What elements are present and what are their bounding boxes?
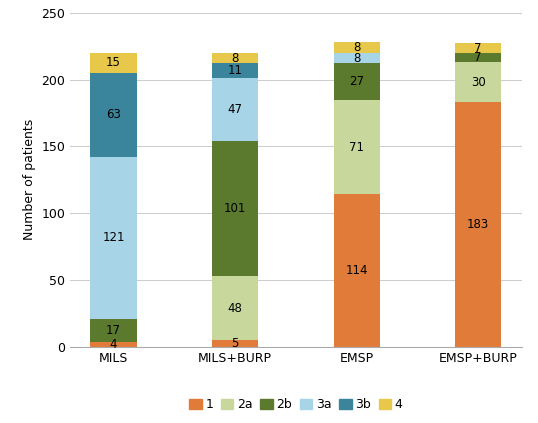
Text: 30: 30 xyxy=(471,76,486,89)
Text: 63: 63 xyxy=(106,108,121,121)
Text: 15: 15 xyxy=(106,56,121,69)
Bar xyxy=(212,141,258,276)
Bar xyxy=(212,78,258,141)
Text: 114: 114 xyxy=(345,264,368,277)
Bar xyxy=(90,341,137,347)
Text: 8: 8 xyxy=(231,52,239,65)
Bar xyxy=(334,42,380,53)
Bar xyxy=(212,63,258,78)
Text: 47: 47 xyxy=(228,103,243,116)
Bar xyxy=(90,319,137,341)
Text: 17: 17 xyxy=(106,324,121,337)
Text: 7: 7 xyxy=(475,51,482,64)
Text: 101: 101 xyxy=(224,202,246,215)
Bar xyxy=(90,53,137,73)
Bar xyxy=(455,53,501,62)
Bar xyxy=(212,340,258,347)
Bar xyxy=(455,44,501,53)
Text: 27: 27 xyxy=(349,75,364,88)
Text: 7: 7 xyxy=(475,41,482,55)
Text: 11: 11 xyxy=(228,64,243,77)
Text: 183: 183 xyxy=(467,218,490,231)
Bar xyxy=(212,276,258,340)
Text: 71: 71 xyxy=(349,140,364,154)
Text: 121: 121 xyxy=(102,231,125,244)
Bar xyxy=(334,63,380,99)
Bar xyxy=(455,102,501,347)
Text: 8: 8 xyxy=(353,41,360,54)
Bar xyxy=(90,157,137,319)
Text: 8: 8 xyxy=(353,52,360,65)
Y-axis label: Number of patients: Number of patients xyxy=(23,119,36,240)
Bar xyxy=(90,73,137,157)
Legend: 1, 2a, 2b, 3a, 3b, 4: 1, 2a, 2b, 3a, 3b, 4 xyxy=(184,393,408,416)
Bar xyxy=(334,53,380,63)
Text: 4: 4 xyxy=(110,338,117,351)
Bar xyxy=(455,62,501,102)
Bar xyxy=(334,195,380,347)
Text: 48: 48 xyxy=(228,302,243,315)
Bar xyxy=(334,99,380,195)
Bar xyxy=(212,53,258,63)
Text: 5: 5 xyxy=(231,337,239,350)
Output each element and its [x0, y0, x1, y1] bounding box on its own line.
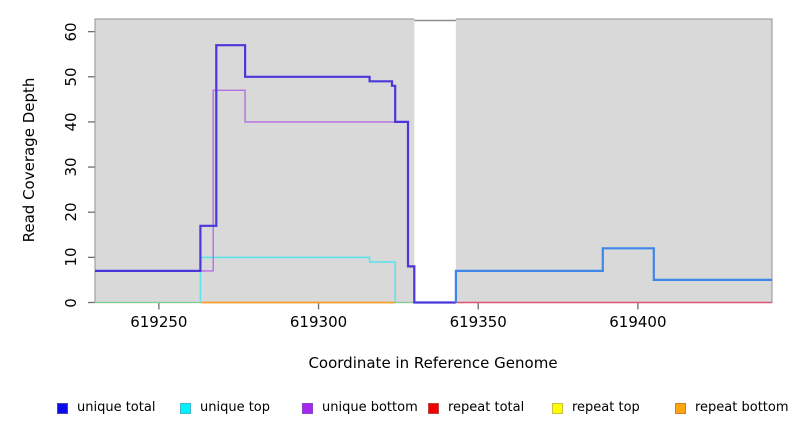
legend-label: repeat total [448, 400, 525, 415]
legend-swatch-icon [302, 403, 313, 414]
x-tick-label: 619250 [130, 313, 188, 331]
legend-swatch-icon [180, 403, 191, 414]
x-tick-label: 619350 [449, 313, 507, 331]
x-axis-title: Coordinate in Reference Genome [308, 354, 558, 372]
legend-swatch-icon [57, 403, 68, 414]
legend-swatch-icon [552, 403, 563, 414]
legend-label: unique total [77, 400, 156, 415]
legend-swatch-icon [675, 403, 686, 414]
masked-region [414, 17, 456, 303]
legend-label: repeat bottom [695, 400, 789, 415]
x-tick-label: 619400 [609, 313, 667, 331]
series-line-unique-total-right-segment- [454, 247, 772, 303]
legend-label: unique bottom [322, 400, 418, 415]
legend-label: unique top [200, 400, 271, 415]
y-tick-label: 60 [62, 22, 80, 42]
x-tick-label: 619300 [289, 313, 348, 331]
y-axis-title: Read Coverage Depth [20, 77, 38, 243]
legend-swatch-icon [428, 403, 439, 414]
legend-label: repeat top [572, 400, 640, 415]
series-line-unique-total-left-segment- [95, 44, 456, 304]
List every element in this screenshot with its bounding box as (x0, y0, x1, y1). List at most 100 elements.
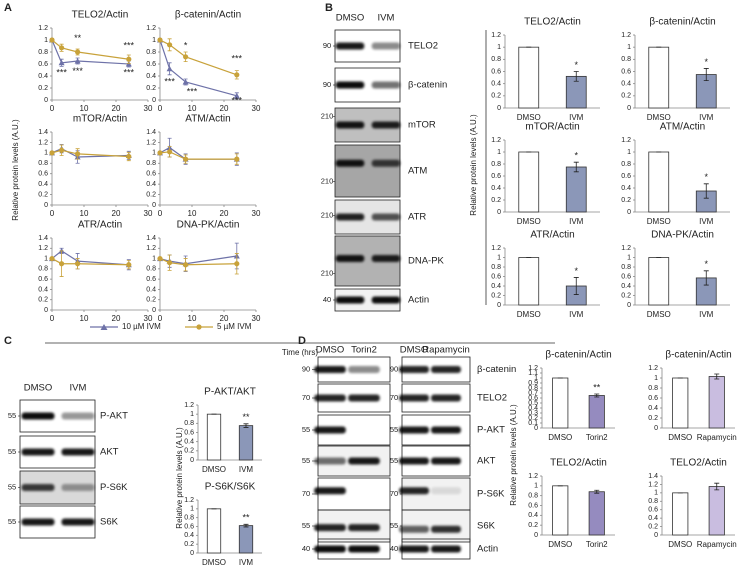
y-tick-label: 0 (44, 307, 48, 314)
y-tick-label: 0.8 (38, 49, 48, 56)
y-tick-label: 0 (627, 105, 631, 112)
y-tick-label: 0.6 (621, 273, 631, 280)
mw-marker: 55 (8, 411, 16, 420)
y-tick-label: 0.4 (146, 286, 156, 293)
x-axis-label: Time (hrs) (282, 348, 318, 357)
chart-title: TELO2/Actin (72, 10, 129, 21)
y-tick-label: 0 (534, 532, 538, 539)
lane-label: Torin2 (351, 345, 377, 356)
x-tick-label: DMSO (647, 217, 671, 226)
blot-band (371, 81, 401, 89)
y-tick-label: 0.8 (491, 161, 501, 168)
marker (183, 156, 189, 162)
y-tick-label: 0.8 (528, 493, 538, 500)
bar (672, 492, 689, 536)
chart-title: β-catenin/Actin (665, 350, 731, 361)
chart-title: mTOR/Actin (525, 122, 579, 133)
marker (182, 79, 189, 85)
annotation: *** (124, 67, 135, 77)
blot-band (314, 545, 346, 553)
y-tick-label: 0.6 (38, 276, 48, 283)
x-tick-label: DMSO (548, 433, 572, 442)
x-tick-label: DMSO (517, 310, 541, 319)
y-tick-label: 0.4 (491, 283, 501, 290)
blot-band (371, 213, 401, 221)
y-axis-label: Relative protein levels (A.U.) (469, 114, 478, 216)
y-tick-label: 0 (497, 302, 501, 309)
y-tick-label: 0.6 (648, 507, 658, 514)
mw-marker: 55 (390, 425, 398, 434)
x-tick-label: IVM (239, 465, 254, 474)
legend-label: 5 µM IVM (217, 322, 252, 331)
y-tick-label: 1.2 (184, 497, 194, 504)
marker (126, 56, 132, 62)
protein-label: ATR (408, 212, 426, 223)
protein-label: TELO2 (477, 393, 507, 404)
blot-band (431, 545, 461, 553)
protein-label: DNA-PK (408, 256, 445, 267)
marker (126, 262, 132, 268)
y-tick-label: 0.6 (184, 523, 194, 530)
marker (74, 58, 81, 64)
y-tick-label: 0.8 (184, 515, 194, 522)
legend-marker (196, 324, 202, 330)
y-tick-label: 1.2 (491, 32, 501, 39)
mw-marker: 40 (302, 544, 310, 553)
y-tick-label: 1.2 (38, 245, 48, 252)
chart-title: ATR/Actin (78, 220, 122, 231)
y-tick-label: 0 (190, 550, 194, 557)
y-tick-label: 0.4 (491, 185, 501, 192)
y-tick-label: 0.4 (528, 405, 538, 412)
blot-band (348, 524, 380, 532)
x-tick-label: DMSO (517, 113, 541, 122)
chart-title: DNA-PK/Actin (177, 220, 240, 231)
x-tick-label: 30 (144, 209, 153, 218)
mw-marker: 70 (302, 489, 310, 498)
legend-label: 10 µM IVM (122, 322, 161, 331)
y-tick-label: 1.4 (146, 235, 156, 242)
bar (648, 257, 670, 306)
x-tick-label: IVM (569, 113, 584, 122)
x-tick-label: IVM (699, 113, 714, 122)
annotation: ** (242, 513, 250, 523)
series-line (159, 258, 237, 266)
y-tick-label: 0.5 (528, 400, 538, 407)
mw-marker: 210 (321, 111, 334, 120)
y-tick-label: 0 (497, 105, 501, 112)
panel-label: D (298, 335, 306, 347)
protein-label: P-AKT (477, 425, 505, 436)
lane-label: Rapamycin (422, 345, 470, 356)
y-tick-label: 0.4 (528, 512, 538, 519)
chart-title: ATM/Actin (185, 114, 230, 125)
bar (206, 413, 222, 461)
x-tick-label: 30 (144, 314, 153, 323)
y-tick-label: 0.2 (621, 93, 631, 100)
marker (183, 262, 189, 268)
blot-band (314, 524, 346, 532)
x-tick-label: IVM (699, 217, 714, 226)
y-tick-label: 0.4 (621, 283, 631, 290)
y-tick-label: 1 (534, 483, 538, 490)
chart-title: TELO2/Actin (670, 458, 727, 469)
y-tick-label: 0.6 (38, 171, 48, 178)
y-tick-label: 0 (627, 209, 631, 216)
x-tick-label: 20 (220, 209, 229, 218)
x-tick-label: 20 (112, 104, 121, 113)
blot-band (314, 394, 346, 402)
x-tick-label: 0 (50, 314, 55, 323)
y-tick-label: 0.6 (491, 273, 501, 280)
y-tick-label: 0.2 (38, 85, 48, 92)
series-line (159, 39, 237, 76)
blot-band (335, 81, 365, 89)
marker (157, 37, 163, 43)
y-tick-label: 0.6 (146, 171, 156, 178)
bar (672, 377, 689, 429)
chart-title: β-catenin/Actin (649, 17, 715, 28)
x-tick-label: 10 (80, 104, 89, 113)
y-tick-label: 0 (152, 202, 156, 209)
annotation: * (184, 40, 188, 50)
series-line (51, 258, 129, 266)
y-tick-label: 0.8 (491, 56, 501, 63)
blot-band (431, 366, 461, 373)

※

* [What is expected]
With "series" as the search word, count the matching lines in the records and give the number alone.

* [Result]
5